Short exercise A: In the rows below, begin at the line that has "y-tick-label: 2000 xyxy=(128,104,170,118)" and stop after the line that has "x-tick-label: 12 xyxy=(426,375,444,388)". Can you format those lines as a JSON list of strings, one string per line, with blank lines left out?

= Timeline of BBC Parliament =

This is a timeline of the notable events relating to BBC Parliament, its predecessor The Parliamentary Channel and earlier events related to the televising of Parliament in the UK.

==1980s==
- 1985
  - 23 January – Television coverage of proceedings in the House of Lords begins.

- 1986
  - 9 June – The BBC launches its first parliamentary review programme when the first edition of The Lords This Week (renamed The Week in the Lords later in 1986) is shown on BBC2.

- 1987
  - No events.

- 1988
  - 9 February – MPs vote in favour of allowing television cameras into the House of Commons.

- 1989
  - 21 November – Television coverage of proceedings in the House of Commons begins.

==1990s==
- 1990
  - No events.

- 1991
  - United Artists Programming initiates a trial project to provide highlights of debates from Parliament in a programme called Yesterday in the Commons to cable networks across the UK.

- 1992
  - 13 January – Following on from the success of Yesterday in the Commons, United Artists Cable launches a full time channel providing live and recorded coverage of the British Parliament called The Parliamentary Channel.

Material to process:
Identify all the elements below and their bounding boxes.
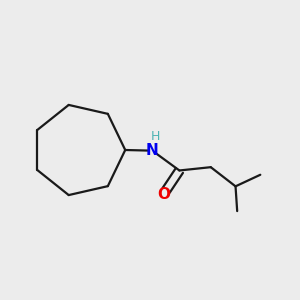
Text: N: N [146, 143, 159, 158]
Text: H: H [151, 130, 160, 143]
Text: O: O [157, 187, 170, 202]
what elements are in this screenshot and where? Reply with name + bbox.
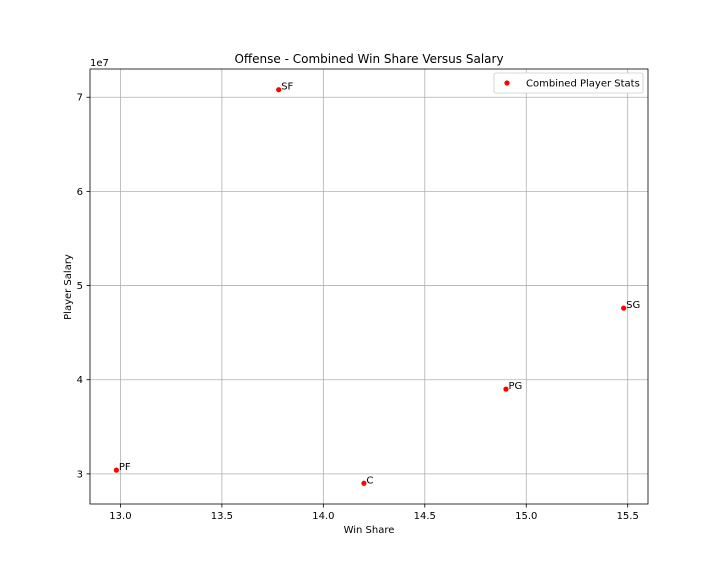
y-axis-ticks: 3 4 5 6 7: [77, 93, 90, 480]
point-label-sf: SF: [281, 82, 293, 93]
data-point-sg: [621, 305, 627, 311]
y-tick-label: 3: [77, 469, 83, 480]
data-point-sf: [276, 87, 282, 93]
x-tick-label: 13.5: [211, 511, 233, 522]
legend: Combined Player Stats: [493, 72, 644, 94]
plot-frame: [89, 68, 649, 505]
y-tick-label: 5: [77, 281, 83, 292]
x-tick-label: 15.0: [515, 511, 537, 522]
chart-title: Offense - Combined Win Share Versus Sala…: [234, 52, 503, 66]
x-axis-ticks: 13.0 13.5 14.0 14.5 15.0 15.5: [109, 504, 639, 522]
data-point-pg: [503, 386, 509, 392]
legend-marker: [504, 80, 510, 86]
x-tick-label: 14.5: [414, 511, 436, 522]
data-point-c: [361, 480, 367, 486]
legend-box: [493, 72, 644, 94]
y-offset-label: 1e7: [90, 58, 109, 69]
x-tick-label: 14.0: [312, 511, 334, 522]
point-label-c: C: [366, 475, 373, 486]
x-tick-label: 15.5: [617, 511, 639, 522]
y-axis-label: Player Salary: [63, 254, 74, 320]
y-tick-label: 7: [77, 93, 83, 104]
data-point-pf: [113, 467, 119, 473]
x-axis-label: Win Share: [344, 525, 395, 536]
y-tick-label: 6: [77, 187, 83, 198]
data-points: SF SG PG PF C: [113, 82, 640, 486]
x-tick-label: 13.0: [109, 511, 131, 522]
legend-label: Combined Player Stats: [526, 79, 640, 90]
point-label-sg: SG: [626, 300, 640, 311]
y-tick-label: 4: [77, 375, 83, 386]
grid-lines: [90, 69, 648, 504]
point-label-pg: PG: [508, 381, 522, 392]
point-label-pf: PF: [119, 462, 131, 473]
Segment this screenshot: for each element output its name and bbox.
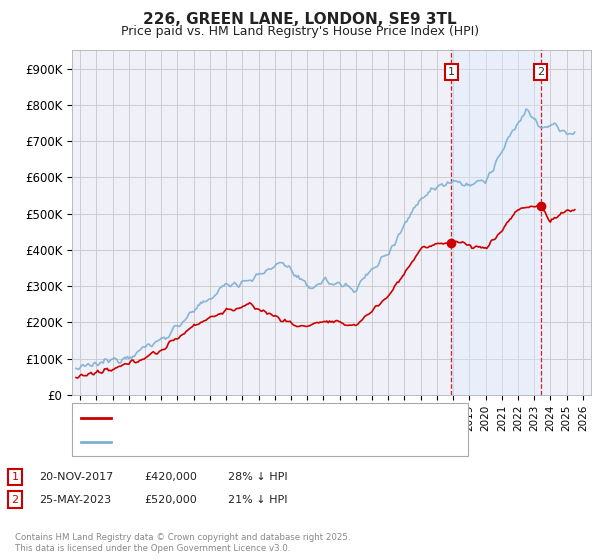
Text: 226, GREEN LANE, LONDON, SE9 3TL (semi-detached house): 226, GREEN LANE, LONDON, SE9 3TL (semi-d… — [117, 413, 434, 423]
Text: 226, GREEN LANE, LONDON, SE9 3TL: 226, GREEN LANE, LONDON, SE9 3TL — [143, 12, 457, 27]
Text: £420,000: £420,000 — [144, 472, 197, 482]
Text: HPI: Average price, semi-detached house, Greenwich: HPI: Average price, semi-detached house,… — [117, 436, 394, 446]
Text: 2: 2 — [11, 494, 19, 505]
Text: 20-NOV-2017: 20-NOV-2017 — [39, 472, 113, 482]
Text: £520,000: £520,000 — [144, 494, 197, 505]
Text: 21% ↓ HPI: 21% ↓ HPI — [228, 494, 287, 505]
Text: Contains HM Land Registry data © Crown copyright and database right 2025.
This d: Contains HM Land Registry data © Crown c… — [15, 533, 350, 553]
Text: 2: 2 — [537, 67, 544, 77]
Text: 1: 1 — [448, 67, 455, 77]
Text: 28% ↓ HPI: 28% ↓ HPI — [228, 472, 287, 482]
Text: 25-MAY-2023: 25-MAY-2023 — [39, 494, 111, 505]
Text: Price paid vs. HM Land Registry's House Price Index (HPI): Price paid vs. HM Land Registry's House … — [121, 25, 479, 38]
Bar — [451, 50, 541, 395]
Text: 1: 1 — [11, 472, 19, 482]
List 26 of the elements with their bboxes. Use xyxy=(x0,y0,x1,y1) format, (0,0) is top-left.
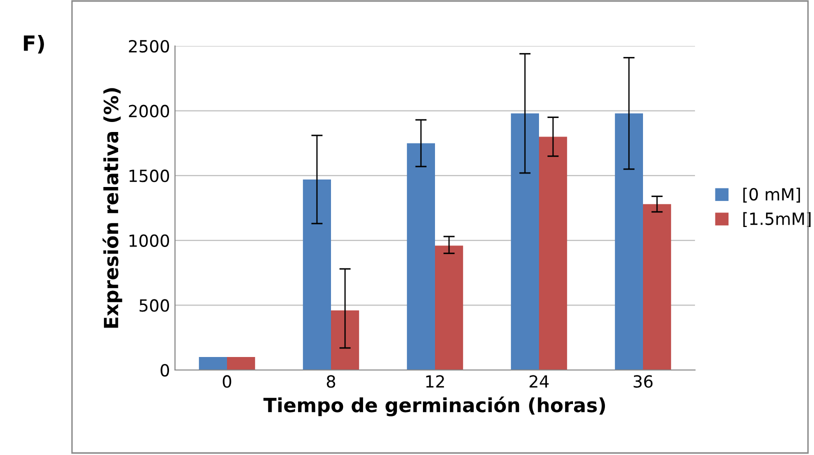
y-tick-label: 2000 xyxy=(128,104,170,118)
y-axis-title: Expresión relativa (%) xyxy=(102,88,122,328)
legend-label: [1.5mM] xyxy=(743,212,811,228)
bar xyxy=(302,179,331,370)
bar xyxy=(539,136,568,370)
y-tick-label: 1000 xyxy=(130,234,170,247)
bar xyxy=(227,357,256,370)
bar xyxy=(643,204,672,370)
bar xyxy=(331,310,360,370)
x-tick-label: 12 xyxy=(426,375,444,388)
x-axis-title: Tiempo de germinación (horas) xyxy=(263,396,605,416)
legend-label: [0 mM] xyxy=(743,188,800,203)
bar xyxy=(614,113,643,370)
text: F) xyxy=(24,34,44,54)
x-tick-label: 36 xyxy=(634,375,653,388)
y-tick-label: 500 xyxy=(140,299,170,312)
y-tick-label: 2500 xyxy=(128,40,170,53)
x-tick-label: 0 xyxy=(222,375,232,388)
bar xyxy=(435,246,464,370)
bar xyxy=(198,357,227,370)
y-tick-label: 0 xyxy=(160,364,170,377)
bar xyxy=(406,143,435,370)
x-tick-label: 24 xyxy=(530,375,549,388)
x-tick-label: 8 xyxy=(326,375,336,388)
y-tick-label: 1500 xyxy=(130,170,170,182)
bar xyxy=(510,113,539,370)
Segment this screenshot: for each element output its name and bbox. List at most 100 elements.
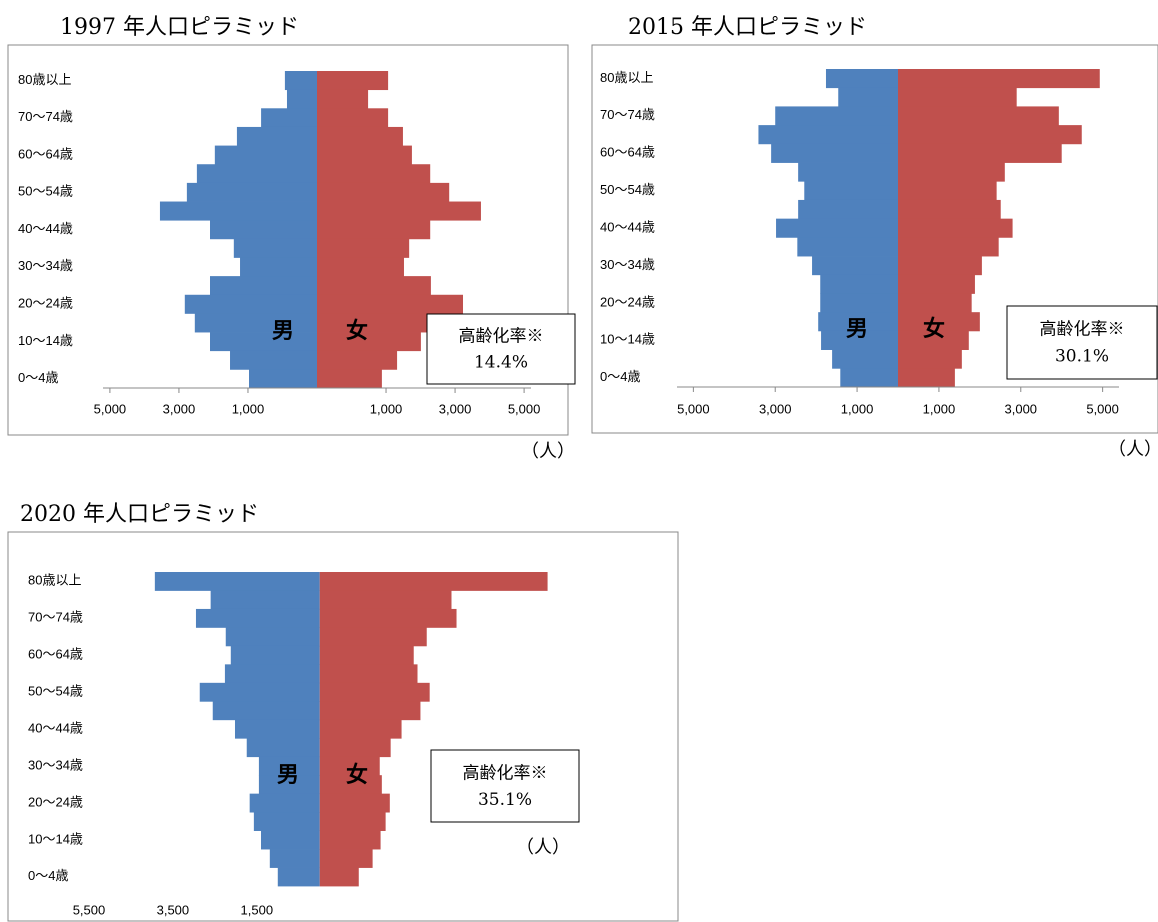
male-bar [210, 220, 317, 240]
female-bar [317, 108, 389, 128]
series-label: 男 [272, 319, 294, 344]
category-label: 20～24歳 [18, 296, 73, 311]
female-bar [319, 627, 427, 647]
plot-frame [7, 531, 679, 922]
annotation-value: 30.1% [1055, 347, 1109, 367]
category-label: 40～44歳 [18, 221, 73, 236]
female-bar [317, 126, 403, 146]
x-tick-label: 5,000 [508, 401, 541, 416]
male-bar [194, 313, 317, 333]
female-bar [317, 89, 369, 109]
category-label: 10～14歳 [28, 831, 83, 846]
male-bar [234, 719, 320, 739]
category-label: 30～34歳 [600, 257, 655, 272]
female-bar [317, 71, 389, 91]
female-bar [898, 274, 975, 294]
x-tick-label: 1,000 [841, 401, 874, 416]
female-bar [319, 701, 421, 721]
male-bar [820, 293, 898, 313]
female-bar [898, 181, 997, 201]
male-bar [832, 349, 898, 369]
male-bar [798, 199, 898, 220]
female-bar [319, 793, 390, 813]
category-label: 50～54歳 [600, 182, 655, 197]
male-bar [261, 108, 317, 128]
series-label: 女 [346, 762, 368, 788]
unit-label: （人） [521, 441, 575, 462]
x-tick-label: 1,000 [923, 401, 956, 416]
category-label: 60～64歳 [28, 647, 83, 662]
male-bar [261, 830, 320, 850]
male-bar [269, 849, 320, 868]
female-bar [319, 867, 359, 887]
category-label: 70～74歳 [18, 109, 73, 124]
category-label: 70～74歳 [28, 610, 83, 625]
category-label: 60～64歳 [18, 146, 73, 161]
male-bar [230, 350, 317, 370]
female-bar [319, 590, 452, 610]
category-label: 80歳以上 [28, 573, 81, 588]
male-bar [186, 182, 317, 202]
female-bar [319, 682, 430, 702]
male-bar [210, 332, 317, 352]
male-bar [771, 143, 898, 163]
male-bar [233, 238, 317, 258]
x-tick-label: 3,500 [157, 902, 190, 917]
annotation-value: 14.4% [474, 353, 528, 373]
female-bar [898, 293, 972, 313]
female-bar [319, 719, 402, 739]
female-bar [317, 294, 464, 314]
x-tick-label: 1,000 [370, 401, 403, 416]
female-bar [317, 276, 431, 296]
category-label: 20～24歳 [28, 794, 83, 809]
female-bar [319, 664, 418, 684]
category-label: 10～14歳 [600, 332, 655, 347]
female-bar [898, 69, 1100, 89]
female-bar [898, 349, 962, 369]
male-bar [225, 627, 320, 647]
female-bar [317, 145, 412, 165]
male-bar [159, 201, 317, 221]
female-bar [898, 106, 1059, 126]
category-label: 50～54歳 [18, 184, 73, 199]
female-bar [317, 182, 450, 202]
unit-label: （人） [1108, 439, 1158, 460]
male-bar [258, 756, 320, 776]
female-bar [317, 164, 431, 184]
category-label: 10～14歳 [18, 333, 73, 348]
series-label: 男 [846, 317, 868, 342]
category-label: 70～74歳 [600, 107, 655, 122]
male-bar [210, 590, 320, 610]
x-tick-label: 5,000 [677, 401, 710, 416]
category-label: 80歳以上 [600, 70, 653, 85]
category-label: 40～44歳 [28, 720, 83, 735]
female-bar [898, 368, 955, 388]
series-label: 女 [346, 318, 368, 344]
category-label: 0～4歳 [18, 370, 58, 385]
female-bar [898, 125, 1082, 145]
annotation-box [426, 313, 576, 385]
male-bar [236, 126, 317, 146]
male-bar [818, 312, 898, 332]
male-bar [249, 369, 317, 389]
female-bar [317, 220, 431, 240]
male-bar [286, 89, 317, 109]
male-bar [240, 257, 317, 277]
unit-label: （人） [516, 837, 570, 858]
male-bar [249, 793, 320, 813]
female-bar [317, 369, 382, 389]
category-label: 40～44歳 [600, 219, 655, 234]
annotation-title: 高齢化率※ [463, 763, 548, 783]
female-bar [319, 775, 382, 795]
male-bar [195, 608, 320, 628]
female-bar [317, 238, 410, 258]
male-bar [253, 812, 320, 831]
category-label: 0～4歳 [28, 868, 68, 883]
female-bar [317, 350, 398, 370]
female-bar [319, 756, 380, 776]
male-bar [214, 145, 317, 165]
category-label: 30～34歳 [18, 258, 73, 273]
male-bar [277, 867, 320, 887]
male-bar [212, 701, 320, 721]
female-bar [317, 201, 481, 221]
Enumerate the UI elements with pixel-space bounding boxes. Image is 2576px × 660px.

Short exercise B: Can you resume the BBC Parliament timeline from the point where it stops?

Final answer A:
[
  "y-tick-label: 2000 xyxy=(128,104,170,118)",
  "y-axis-title: Expresión relativa (%) xyxy=(102,88,122,328)",
  "legend-label: [1.5mM] xyxy=(743,212,811,228)",
  "bar xyxy=(302,179,331,370)",
  "bar xyxy=(539,136,568,370)",
  "y-tick-label: 1000 xyxy=(130,234,170,247)",
  "bar xyxy=(227,357,256,370)",
  "bar xyxy=(643,204,672,370)",
  "bar xyxy=(331,310,360,370)",
  "x-tick-label: 12 xyxy=(426,375,444,388)"
]

Final answer B:
- 1993
  - 1 January – Euronews is launched and cable companies show the pan-European news channel during overnight downtime of The Parliamentary Channel, and throughout the periods when The Parliamentary Channel is not broadcasting.

- 1994
  - No events.

- 1995
  - 27 September – The BBC begins regular Digital Audio Broadcasting, from the Crystal Palace transmitting station. Among the channels offered is a relay of events in Parliament.

- 1996
  - No events.

- 1997
  - No events.

- 1998
  - 23 September – Following its purchase of The Parliamentary Channel, the BBC launches BBC Parliament on digital satellite and analogue cable with an audio feed of the channel on DAB.
  - 15 November – The public launch of digital terrestrial TV in the UK takes place. BBC Parliament is carried but due to bandwidth issues, the channel is broadcast in sound only.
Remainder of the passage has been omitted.